--- begin Provided entries ---

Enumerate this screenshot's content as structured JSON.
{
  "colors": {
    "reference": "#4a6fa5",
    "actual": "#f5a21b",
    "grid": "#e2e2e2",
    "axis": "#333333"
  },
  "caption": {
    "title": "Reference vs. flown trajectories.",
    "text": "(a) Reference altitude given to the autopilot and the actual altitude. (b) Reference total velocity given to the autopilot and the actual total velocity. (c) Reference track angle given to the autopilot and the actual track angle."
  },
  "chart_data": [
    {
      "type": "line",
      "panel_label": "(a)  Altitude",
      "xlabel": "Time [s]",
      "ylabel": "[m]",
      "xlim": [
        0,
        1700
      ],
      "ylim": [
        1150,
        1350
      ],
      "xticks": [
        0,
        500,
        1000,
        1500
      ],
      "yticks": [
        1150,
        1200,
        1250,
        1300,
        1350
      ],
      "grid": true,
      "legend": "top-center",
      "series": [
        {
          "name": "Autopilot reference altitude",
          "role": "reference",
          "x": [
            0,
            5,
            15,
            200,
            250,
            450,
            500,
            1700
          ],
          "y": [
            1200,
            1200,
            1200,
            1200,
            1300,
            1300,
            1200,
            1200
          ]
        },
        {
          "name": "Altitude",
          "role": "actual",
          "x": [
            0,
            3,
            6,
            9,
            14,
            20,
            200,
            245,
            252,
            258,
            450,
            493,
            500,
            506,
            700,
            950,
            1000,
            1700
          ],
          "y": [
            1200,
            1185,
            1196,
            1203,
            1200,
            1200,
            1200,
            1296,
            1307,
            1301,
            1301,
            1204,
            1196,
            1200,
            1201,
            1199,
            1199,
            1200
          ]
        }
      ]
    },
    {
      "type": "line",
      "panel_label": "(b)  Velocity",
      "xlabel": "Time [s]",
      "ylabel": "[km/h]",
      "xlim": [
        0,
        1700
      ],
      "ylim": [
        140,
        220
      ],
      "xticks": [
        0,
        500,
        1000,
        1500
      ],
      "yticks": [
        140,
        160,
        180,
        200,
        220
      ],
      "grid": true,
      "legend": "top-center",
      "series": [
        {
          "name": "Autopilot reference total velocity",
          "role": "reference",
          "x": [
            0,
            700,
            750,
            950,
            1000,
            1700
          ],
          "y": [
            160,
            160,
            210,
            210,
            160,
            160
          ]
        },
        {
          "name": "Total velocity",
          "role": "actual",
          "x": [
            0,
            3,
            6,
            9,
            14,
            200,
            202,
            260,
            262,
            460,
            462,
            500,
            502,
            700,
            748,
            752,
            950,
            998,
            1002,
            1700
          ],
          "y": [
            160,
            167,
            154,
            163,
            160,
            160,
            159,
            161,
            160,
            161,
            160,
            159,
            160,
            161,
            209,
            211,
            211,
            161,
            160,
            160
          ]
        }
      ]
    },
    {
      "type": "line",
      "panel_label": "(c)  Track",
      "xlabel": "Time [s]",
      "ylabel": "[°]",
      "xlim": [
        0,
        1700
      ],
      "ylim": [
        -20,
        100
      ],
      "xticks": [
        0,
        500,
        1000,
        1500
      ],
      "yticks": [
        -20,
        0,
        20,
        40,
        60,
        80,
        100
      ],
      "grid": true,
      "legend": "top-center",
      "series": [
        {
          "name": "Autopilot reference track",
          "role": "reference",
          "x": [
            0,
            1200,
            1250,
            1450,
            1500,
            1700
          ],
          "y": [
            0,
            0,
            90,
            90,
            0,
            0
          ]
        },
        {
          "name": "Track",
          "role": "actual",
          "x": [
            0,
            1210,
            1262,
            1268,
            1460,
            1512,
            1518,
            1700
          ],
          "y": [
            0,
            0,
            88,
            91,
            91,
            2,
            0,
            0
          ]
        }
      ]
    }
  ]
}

--- end Provided entries ---

_Stated exercise_
Retype every entry word for word.

_Result for this task_
Enumerate this screenshot's content as structured JSON.
{
  "colors": {
    "reference": "#4a6fa5",
    "actual": "#f5a21b",
    "grid": "#e2e2e2",
    "axis": "#333333"
  },
  "caption": {
    "title": "Reference vs. flown trajectories.",
    "text": "(a) Reference altitude given to the autopilot and the actual altitude. (b) Reference total velocity given to the autopilot and the actual total velocity. (c) Reference track angle given to the autopilot and the actual track angle."
  },
  "chart_data": [
    {
      "type": "line",
      "panel_label": "(a)  Altitude",
      "xlabel": "Time [s]",
      "ylabel": "[m]",
      "xlim": [
        0,
        1700
      ],
      "ylim": [
        1150,
        1350
      ],
      "xticks": [
        0,
        500,
        1000,
        1500
      ],
      "yticks": [
        1150,
        1200,
        1250,
        1300,
        1350
      ],
      "grid": true,
      "legend": "top-center",
      "series": [
        {
          "name": "Autopilot reference altitude",
          "role": "reference",
          "x": [
            0,
            5,
            15,
            200,
            250,
            450,
            500,
            1700
          ],
          "y": [
            1200,
            1200,
            1200,
            1200,
            1300,
            1300,
            1200,
            1200
          ]
        },
        {
          "name": "Altitude",
          "role": "actual",
          "x": [
            0,
            3,
            6,
            9,
            14,
            20,
            200,
            245,
            252,
            258,
            450,
            493,
            500,
            506,
            700,
            950,
            1000,
            1700
          ],
          "y": [
            1200,
            1185,
            1196,
            1203,
            1200,
            1200,
            1200,
            1296,
            1307,
            1301,
            1301,
            1204,
            1196,
            1200,
            1201,
            1199,
            1199,
            1200
          ]
        }
      ]
    },
    {
      "type": "line",
      "panel_label": "(b)  Velocity",
      "xlabel": "Time [s]",
      "ylabel": "[km/h]",
      "xlim": [
        0,
        1700
      ],
      "ylim": [
        140,
        220
      ],
      "xticks": [
        0,
        500,
        1000,
        1500
      ],
      "yticks": [
        140,
        160,
        180,
        200,
        220
      ],
      "grid": true,
      "legend": "top-center",
      "series": [
        {
          "name": "Autopilot reference total velocity",
          "role": "reference",
          "x": [
            0,
            700,
            750,
            950,
            1000,
            1700
          ],
          "y": [
            160,
            160,
            210,
            210,
            160,
            160
          ]
        },
        {
          "name": "Total velocity",
          "role": "actual",
          "x": [
            0,
            3,
            6,
            9,
            14,
            200,
            202,
            260,
            262,
            460,
            462,
            500,
            502,
            700,
            748,
            752,
            950,
            998,
            1002,
            1700
          ],
          "y": [
            160,
            167,
            154,
            163,
            160,
            160,
            159,
            161,
            160,
            161,
            160,
            159,
            160,
            161,
            209,
            211,
            211,
            161,
            160,
            160
          ]
        }
      ]
    },
    {
      "type": "line",
      "panel_label": "(c)  Track",
      "xlabel": "Time [s]",
      "ylabel": "[°]",
      "xlim": [
        0,
        1700
      ],
      "ylim": [
        -20,
        100
      ],
      "xticks": [
        0,
        500,
        1000,
        1500
      ],
      "yticks": [
        -20,
        0,
        20,
        40,
        60,
        80,
        100
      ],
      "grid": true,
      "legend": "top-center",
      "series": [
        {
          "name": "Autopilot reference track",
          "role": "reference",
          "x": [
            0,
            1200,
            1250,
            1450,
            1500,
            1700
          ],
          "y": [
            0,
            0,
            90,
            90,
            0,
            0
          ]
        },
        {
          "name": "Track",
          "role": "actual",
          "x": [
            0,
            1210,
            1262,
            1268,
            1460,
            1512,
            1518,
            1700
          ],
          "y": [
            0,
            0,
            88,
            91,
            91,
            2,
            0,
            0
          ]
        }
      ]
    }
  ]
}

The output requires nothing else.